>> Start Exercise input

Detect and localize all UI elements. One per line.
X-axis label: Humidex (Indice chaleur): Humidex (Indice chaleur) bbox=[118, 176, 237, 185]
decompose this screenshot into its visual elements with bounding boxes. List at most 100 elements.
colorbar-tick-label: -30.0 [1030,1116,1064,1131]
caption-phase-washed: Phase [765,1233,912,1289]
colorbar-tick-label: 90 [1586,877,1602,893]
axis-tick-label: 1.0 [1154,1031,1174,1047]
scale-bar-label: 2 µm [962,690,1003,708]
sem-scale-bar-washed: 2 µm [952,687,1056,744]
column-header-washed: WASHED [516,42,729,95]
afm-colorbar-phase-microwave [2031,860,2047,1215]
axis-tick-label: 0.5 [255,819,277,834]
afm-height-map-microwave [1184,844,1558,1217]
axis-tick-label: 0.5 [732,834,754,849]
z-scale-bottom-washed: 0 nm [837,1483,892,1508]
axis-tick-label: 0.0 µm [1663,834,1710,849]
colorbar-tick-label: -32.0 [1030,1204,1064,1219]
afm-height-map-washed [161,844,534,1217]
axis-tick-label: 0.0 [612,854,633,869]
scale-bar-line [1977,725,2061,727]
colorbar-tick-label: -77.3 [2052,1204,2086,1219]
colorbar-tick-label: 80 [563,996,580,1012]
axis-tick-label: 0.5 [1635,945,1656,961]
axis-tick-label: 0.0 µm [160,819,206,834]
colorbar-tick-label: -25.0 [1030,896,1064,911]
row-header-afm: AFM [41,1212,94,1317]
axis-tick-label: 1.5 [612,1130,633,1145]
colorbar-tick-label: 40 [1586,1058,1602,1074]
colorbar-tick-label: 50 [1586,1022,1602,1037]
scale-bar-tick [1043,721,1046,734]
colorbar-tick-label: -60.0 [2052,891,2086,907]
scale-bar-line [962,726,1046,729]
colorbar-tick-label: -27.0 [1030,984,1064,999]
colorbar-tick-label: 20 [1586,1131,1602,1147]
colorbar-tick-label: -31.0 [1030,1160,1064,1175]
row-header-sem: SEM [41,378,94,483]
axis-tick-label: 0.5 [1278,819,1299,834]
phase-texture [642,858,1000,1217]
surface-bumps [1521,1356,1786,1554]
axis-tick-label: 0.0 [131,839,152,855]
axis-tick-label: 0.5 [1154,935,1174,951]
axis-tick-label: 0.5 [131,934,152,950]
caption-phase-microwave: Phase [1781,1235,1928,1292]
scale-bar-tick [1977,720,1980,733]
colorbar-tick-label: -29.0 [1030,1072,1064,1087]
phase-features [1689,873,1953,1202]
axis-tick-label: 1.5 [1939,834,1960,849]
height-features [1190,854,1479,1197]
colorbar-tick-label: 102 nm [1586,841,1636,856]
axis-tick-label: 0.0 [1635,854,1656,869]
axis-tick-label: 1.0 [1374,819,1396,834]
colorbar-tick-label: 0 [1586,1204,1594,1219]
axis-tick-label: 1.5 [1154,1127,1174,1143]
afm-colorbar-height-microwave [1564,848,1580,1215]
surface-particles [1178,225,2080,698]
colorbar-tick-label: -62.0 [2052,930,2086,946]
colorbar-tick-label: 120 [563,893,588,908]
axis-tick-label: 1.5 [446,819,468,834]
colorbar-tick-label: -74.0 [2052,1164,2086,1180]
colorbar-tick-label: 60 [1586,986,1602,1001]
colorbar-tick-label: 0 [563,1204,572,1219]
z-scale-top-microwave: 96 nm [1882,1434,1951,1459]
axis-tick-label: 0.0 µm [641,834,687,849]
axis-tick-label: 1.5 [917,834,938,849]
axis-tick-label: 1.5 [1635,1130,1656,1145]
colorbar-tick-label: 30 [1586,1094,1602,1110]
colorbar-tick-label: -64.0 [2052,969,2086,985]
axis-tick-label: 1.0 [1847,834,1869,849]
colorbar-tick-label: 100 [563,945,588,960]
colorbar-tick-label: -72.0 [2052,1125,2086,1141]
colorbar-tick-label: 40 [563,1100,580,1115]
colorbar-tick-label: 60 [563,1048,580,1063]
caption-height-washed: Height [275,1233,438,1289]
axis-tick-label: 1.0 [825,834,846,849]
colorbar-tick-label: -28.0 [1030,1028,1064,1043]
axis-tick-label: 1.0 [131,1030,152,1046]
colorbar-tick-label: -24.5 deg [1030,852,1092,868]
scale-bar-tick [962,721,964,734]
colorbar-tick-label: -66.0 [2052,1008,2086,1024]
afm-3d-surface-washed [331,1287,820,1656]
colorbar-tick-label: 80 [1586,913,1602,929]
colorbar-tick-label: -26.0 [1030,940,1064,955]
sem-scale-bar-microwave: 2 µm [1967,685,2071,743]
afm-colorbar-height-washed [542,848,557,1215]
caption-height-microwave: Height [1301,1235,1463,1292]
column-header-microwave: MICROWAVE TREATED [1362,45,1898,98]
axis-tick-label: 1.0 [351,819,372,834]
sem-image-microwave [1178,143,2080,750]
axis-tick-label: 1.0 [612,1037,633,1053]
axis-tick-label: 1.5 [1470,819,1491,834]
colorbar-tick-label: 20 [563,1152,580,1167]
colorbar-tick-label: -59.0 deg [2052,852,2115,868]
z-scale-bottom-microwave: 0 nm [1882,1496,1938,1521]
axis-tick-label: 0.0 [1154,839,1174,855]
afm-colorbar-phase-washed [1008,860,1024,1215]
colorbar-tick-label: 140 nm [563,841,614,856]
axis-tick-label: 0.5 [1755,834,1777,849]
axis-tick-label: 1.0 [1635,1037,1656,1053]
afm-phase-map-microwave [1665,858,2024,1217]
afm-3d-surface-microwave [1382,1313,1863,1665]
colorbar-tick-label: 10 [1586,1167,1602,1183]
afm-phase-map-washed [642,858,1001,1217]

>> End Exercise input

Exercise: Can you reproduce every line of the material above word for word, without changing anything?

Output:
Detect and localize all UI elements. One per line.
X-axis label: Humidex (Indice chaleur): Humidex (Indice chaleur) bbox=[118, 176, 237, 185]
decompose this screenshot into its visual elements with bounding boxes. List at most 100 elements.
colorbar-tick-label: -30.0 [1030,1116,1064,1131]
caption-phase-washed: Phase [765,1233,912,1289]
colorbar-tick-label: 90 [1586,877,1602,893]
axis-tick-label: 1.0 [1154,1031,1174,1047]
scale-bar-label: 2 µm [962,690,1003,708]
sem-scale-bar-washed: 2 µm [952,687,1056,744]
column-header-washed: WASHED [516,42,729,95]
afm-colorbar-phase-microwave [2031,860,2047,1215]
axis-tick-label: 0.5 [255,819,277,834]
afm-height-map-microwave [1184,844,1558,1217]
axis-tick-label: 0.5 [732,834,754,849]
z-scale-bottom-washed: 0 nm [837,1483,892,1508]
axis-tick-label: 0.0 µm [1663,834,1710,849]
colorbar-tick-label: -32.0 [1030,1204,1064,1219]
afm-height-map-washed [161,844,534,1217]
axis-tick-label: 0.0 [612,854,633,869]
scale-bar-line [1977,725,2061,727]
colorbar-tick-label: -77.3 [2052,1204,2086,1219]
colorbar-tick-label: 80 [563,996,580,1012]
axis-tick-label: 0.5 [1635,945,1656,961]
axis-tick-label: 0.0 µm [160,819,206,834]
colorbar-tick-label: -25.0 [1030,896,1064,911]
row-header-afm: AFM [41,1212,94,1317]
axis-tick-label: 1.5 [612,1130,633,1145]
colorbar-tick-label: 40 [1586,1058,1602,1074]
colorbar-tick-label: 50 [1586,1022,1602,1037]
scale-bar-tick [1043,721,1046,734]
colorbar-tick-label: -60.0 [2052,891,2086,907]
scale-bar-line [962,726,1046,729]
colorbar-tick-label: -27.0 [1030,984,1064,999]
colorbar-tick-label: 20 [1586,1131,1602,1147]
colorbar-tick-label: -31.0 [1030,1160,1064,1175]
row-header-sem: SEM [41,378,94,483]
axis-tick-label: 0.5 [1278,819,1299,834]
phase-texture [642,858,1000,1217]
surface-bumps [1521,1356,1786,1554]
axis-tick-label: 0.0 [131,839,152,855]
axis-tick-label: 0.5 [1154,935,1174,951]
axis-tick-label: 0.5 [131,934,152,950]
caption-phase-microwave: Phase [1781,1235,1928,1292]
scale-bar-tick [1977,720,1980,733]
colorbar-tick-label: -29.0 [1030,1072,1064,1087]
phase-features [1689,873,1953,1202]
axis-tick-label: 1.5 [1939,834,1960,849]
height-features [1190,854,1479,1197]
colorbar-tick-label: 102 nm [1586,841,1636,856]
axis-tick-label: 0.0 [1635,854,1656,869]
axis-tick-label: 1.0 [1374,819,1396,834]
colorbar-tick-label: 0 [1586,1204,1594,1219]
axis-tick-label: 1.5 [1154,1127,1174,1143]
afm-colorbar-height-microwave [1564,848,1580,1215]
surface-particles [1178,225,2080,698]
colorbar-tick-label: -62.0 [2052,930,2086,946]
colorbar-tick-label: 120 [563,893,588,908]
axis-tick-label: 1.5 [446,819,468,834]
colorbar-tick-label: -74.0 [2052,1164,2086,1180]
colorbar-tick-label: 60 [1586,986,1602,1001]
colorbar-tick-label: 0 [563,1204,572,1219]
z-scale-top-microwave: 96 nm [1882,1434,1951,1459]
axis-tick-label: 0.0 µm [641,834,687,849]
axis-tick-label: 1.5 [917,834,938,849]
axis-tick-label: 1.5 [1635,1130,1656,1145]
colorbar-tick-label: 30 [1586,1094,1602,1110]
colorbar-tick-label: -64.0 [2052,969,2086,985]
axis-tick-label: 1.0 [1847,834,1869,849]
colorbar-tick-label: 100 [563,945,588,960]
colorbar-tick-label: -72.0 [2052,1125,2086,1141]
colorbar-tick-label: 40 [563,1100,580,1115]
colorbar-tick-label: 60 [563,1048,580,1063]
caption-height-washed: Height [275,1233,438,1289]
axis-tick-label: 1.0 [825,834,846,849]
colorbar-tick-label: -28.0 [1030,1028,1064,1043]
axis-tick-label: 1.0 [131,1030,152,1046]
colorbar-tick-label: -24.5 deg [1030,852,1092,868]
scale-bar-tick [962,721,964,734]
colorbar-tick-label: -66.0 [2052,1008,2086,1024]
afm-3d-surface-washed [331,1287,820,1656]
colorbar-tick-label: 80 [1586,913,1602,929]
colorbar-tick-label: -26.0 [1030,940,1064,955]
sem-scale-bar-microwave: 2 µm [1967,685,2071,743]
afm-colorbar-height-washed [542,848,557,1215]
caption-height-microwave: Height [1301,1235,1463,1292]
column-header-microwave: MICROWAVE TREATED [1362,45,1898,98]
axis-tick-label: 1.0 [351,819,372,834]
sem-image-microwave [1178,143,2080,750]
axis-tick-label: 1.0 [612,1037,633,1053]
axis-tick-label: 1.5 [1470,819,1491,834]
colorbar-tick-label: 20 [563,1152,580,1167]
colorbar-tick-label: -59.0 deg [2052,852,2115,868]
z-scale-bottom-microwave: 0 nm [1882,1496,1938,1521]
axis-tick-label: 0.0 [1154,839,1174,855]
afm-colorbar-phase-washed [1008,860,1024,1215]
colorbar-tick-label: 140 nm [563,841,614,856]
axis-tick-label: 0.5 [1755,834,1777,849]
axis-tick-label: 1.0 [1635,1037,1656,1053]
afm-phase-map-microwave [1665,858,2024,1217]
afm-3d-surface-microwave [1382,1313,1863,1665]
colorbar-tick-label: 10 [1586,1167,1602,1183]
afm-phase-map-washed [642,858,1001,1217]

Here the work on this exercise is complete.